=== PROVIDED ENTRIES ===

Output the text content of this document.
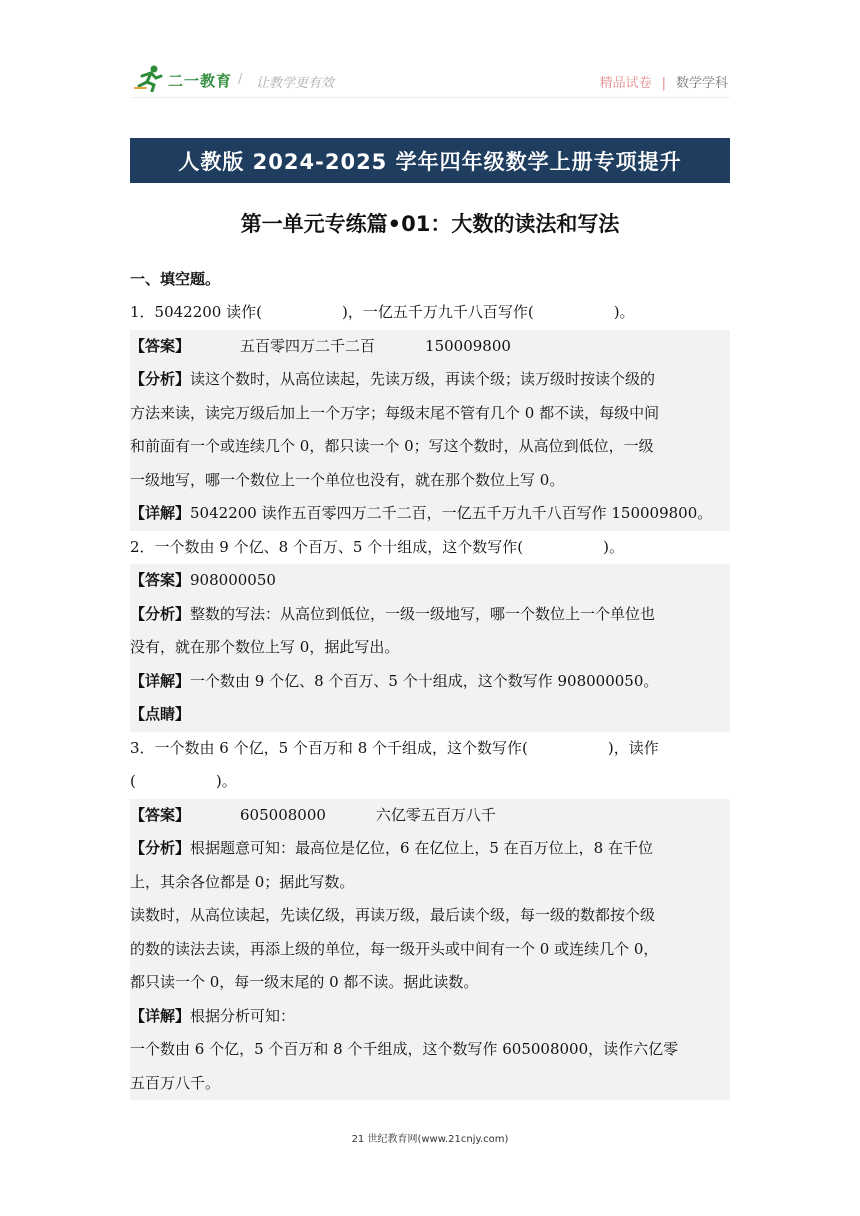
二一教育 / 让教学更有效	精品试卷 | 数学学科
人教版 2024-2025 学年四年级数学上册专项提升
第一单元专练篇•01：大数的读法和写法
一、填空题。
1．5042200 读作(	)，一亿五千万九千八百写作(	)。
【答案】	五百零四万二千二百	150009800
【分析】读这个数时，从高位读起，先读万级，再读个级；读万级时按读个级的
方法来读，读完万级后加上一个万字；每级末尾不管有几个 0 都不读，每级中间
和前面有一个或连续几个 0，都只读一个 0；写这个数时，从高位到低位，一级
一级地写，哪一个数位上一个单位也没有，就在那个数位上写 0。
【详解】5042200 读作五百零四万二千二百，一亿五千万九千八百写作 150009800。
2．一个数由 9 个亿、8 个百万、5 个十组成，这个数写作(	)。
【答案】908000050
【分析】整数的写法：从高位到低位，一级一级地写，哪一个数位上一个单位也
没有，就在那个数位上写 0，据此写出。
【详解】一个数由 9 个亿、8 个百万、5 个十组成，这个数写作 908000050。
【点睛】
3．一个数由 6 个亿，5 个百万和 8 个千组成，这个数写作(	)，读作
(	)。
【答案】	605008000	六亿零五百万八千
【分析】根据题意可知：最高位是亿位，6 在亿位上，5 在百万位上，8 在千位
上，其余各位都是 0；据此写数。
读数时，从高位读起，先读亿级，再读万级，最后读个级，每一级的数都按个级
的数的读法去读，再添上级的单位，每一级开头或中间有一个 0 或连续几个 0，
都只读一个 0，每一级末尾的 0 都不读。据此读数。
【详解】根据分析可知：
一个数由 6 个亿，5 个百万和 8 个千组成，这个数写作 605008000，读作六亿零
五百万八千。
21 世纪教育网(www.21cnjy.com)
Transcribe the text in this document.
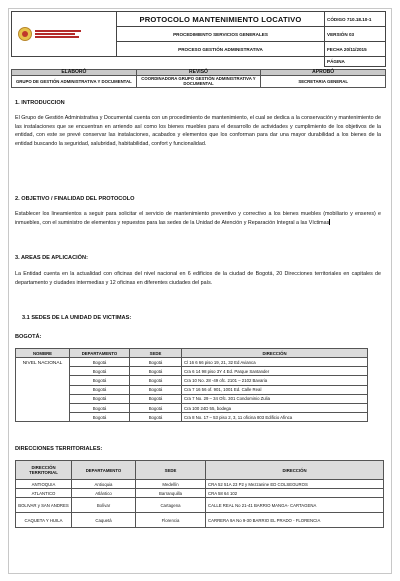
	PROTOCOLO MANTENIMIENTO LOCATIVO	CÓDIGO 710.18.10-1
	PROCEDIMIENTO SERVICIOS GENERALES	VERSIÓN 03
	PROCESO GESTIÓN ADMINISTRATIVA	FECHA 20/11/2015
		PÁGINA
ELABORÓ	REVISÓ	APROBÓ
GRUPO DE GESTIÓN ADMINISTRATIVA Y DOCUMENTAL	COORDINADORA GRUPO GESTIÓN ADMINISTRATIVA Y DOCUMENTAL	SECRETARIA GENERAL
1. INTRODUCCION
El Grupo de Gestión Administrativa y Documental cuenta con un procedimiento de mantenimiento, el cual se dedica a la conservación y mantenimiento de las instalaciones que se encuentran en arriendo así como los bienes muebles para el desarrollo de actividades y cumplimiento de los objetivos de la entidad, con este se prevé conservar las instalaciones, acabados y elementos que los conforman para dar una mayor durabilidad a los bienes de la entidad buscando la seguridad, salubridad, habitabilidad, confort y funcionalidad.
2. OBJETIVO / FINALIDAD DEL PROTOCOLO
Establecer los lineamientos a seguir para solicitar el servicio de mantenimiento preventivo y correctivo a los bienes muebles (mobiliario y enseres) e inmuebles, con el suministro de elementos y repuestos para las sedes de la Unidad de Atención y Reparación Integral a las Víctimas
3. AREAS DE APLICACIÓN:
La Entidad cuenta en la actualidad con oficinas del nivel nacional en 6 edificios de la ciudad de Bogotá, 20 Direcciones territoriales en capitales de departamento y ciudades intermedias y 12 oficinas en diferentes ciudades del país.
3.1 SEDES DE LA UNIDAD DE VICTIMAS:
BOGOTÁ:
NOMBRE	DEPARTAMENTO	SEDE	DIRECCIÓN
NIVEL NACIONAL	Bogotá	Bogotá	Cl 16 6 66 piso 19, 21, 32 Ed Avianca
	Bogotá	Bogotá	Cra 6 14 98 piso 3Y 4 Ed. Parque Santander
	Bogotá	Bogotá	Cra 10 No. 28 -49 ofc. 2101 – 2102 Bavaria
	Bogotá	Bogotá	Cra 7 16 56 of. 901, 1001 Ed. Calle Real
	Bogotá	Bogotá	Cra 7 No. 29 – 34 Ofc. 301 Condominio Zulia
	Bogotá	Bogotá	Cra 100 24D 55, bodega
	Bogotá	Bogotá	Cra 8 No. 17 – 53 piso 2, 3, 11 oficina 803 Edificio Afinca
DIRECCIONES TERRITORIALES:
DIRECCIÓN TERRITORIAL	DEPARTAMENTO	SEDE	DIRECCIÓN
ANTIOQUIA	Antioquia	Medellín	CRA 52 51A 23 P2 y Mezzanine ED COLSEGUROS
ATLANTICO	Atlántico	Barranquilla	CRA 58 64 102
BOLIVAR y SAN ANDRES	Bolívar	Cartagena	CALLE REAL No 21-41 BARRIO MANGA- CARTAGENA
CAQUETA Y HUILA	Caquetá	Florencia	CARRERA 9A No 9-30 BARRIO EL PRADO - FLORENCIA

===

REQUIRED TASK: Every line above should be repeated exactly; pictures stay out of the copy.

SOLUTION FOR THIS PROBLEM:
Output the text content of this document.
二一教育 / 让教学更有效	精品试卷 | 数学学科
人教版 2024-2025 学年四年级数学上册专项提升
第一单元专练篇•01：大数的读法和写法
一、填空题。
1．5042200 读作(	)，一亿五千万九千八百写作(	)。
【答案】	五百零四万二千二百	150009800
【分析】读这个数时，从高位读起，先读万级，再读个级；读万级时按读个级的
方法来读，读完万级后加上一个万字；每级末尾不管有几个 0 都不读，每级中间
和前面有一个或连续几个 0，都只读一个 0；写这个数时，从高位到低位，一级
一级地写，哪一个数位上一个单位也没有，就在那个数位上写 0。
【详解】5042200 读作五百零四万二千二百，一亿五千万九千八百写作 150009800。
2．一个数由 9 个亿、8 个百万、5 个十组成，这个数写作(	)。
【答案】908000050
【分析】整数的写法：从高位到低位，一级一级地写，哪一个数位上一个单位也
没有，就在那个数位上写 0，据此写出。
【详解】一个数由 9 个亿、8 个百万、5 个十组成，这个数写作 908000050。
【点睛】
3．一个数由 6 个亿，5 个百万和 8 个千组成，这个数写作(	)，读作
(	)。
【答案】	605008000	六亿零五百万八千
【分析】根据题意可知：最高位是亿位，6 在亿位上，5 在百万位上，8 在千位
上，其余各位都是 0；据此写数。
读数时，从高位读起，先读亿级，再读万级，最后读个级，每一级的数都按个级
的数的读法去读，再添上级的单位，每一级开头或中间有一个 0 或连续几个 0，
都只读一个 0，每一级末尾的 0 都不读。据此读数。
【详解】根据分析可知：
一个数由 6 个亿，5 个百万和 8 个千组成，这个数写作 605008000，读作六亿零
五百万八千。
21 世纪教育网(www.21cnjy.com)
Transcribe the text in this document.
	PROTOCOLO MANTENIMIENTO LOCATIVO	CÓDIGO 710.18.10-1
	PROCEDIMIENTO SERVICIOS GENERALES	VERSIÓN 03
	PROCESO GESTIÓN ADMINISTRATIVA	FECHA 20/11/2015
		PÁGINA
ELABORÓ	REVISÓ	APROBÓ
GRUPO DE GESTIÓN ADMINISTRATIVA Y DOCUMENTAL	COORDINADORA GRUPO GESTIÓN ADMINISTRATIVA Y DOCUMENTAL	SECRETARIA GENERAL
1. INTRODUCCION
El Grupo de Gestión Administrativa y Documental cuenta con un procedimiento de mantenimiento, el cual se dedica a la conservación y mantenimiento de las instalaciones que se encuentran en arriendo así como los bienes muebles para el desarrollo de actividades y cumplimiento de los objetivos de la entidad, con este se prevé conservar las instalaciones, acabados y elementos que los conforman para dar una mayor durabilidad a los bienes de la entidad buscando la seguridad, salubridad, habitabilidad, confort y funcionalidad.
2. OBJETIVO / FINALIDAD DEL PROTOCOLO
Establecer los lineamientos a seguir para solicitar el servicio de mantenimiento preventivo y correctivo a los bienes muebles (mobiliario y enseres) e inmuebles, con el suministro de elementos y repuestos para las sedes de la Unidad de Atención y Reparación Integral a las Víctimas
3. AREAS DE APLICACIÓN:
La Entidad cuenta en la actualidad con oficinas del nivel nacional en 6 edificios de la ciudad de Bogotá, 20 Direcciones territoriales en capitales de departamento y ciudades intermedias y 12 oficinas en diferentes ciudades del país.
3.1 SEDES DE LA UNIDAD DE VICTIMAS:
BOGOTÁ:
NOMBRE	DEPARTAMENTO	SEDE	DIRECCIÓN
NIVEL NACIONAL	Bogotá	Bogotá	Cl 16 6 66 piso 19, 21, 32 Ed Avianca
	Bogotá	Bogotá	Cra 6 14 98 piso 3Y 4 Ed. Parque Santander
	Bogotá	Bogotá	Cra 10 No. 28 -49 ofc. 2101 – 2102 Bavaria
	Bogotá	Bogotá	Cra 7 16 56 of. 901, 1001 Ed. Calle Real
	Bogotá	Bogotá	Cra 7 No. 29 – 34 Ofc. 301 Condominio Zulia
	Bogotá	Bogotá	Cra 100 24D 55, bodega
	Bogotá	Bogotá	Cra 8 No. 17 – 53 piso 2, 3, 11 oficina 803 Edificio Afinca
DIRECCIONES TERRITORIALES:
DIRECCIÓN TERRITORIAL	DEPARTAMENTO	SEDE	DIRECCIÓN
ANTIOQUIA	Antioquia	Medellín	CRA 52 51A 23 P2 y Mezzanine ED COLSEGUROS
ATLANTICO	Atlántico	Barranquilla	CRA 58 64 102
BOLIVAR y SAN ANDRES	Bolívar	Cartagena	CALLE REAL No 21-41 BARRIO MANGA- CARTAGENA
CAQUETA Y HUILA	Caquetá	Florencia	CARRERA 9A No 9-30 BARRIO EL PRADO - FLORENCIA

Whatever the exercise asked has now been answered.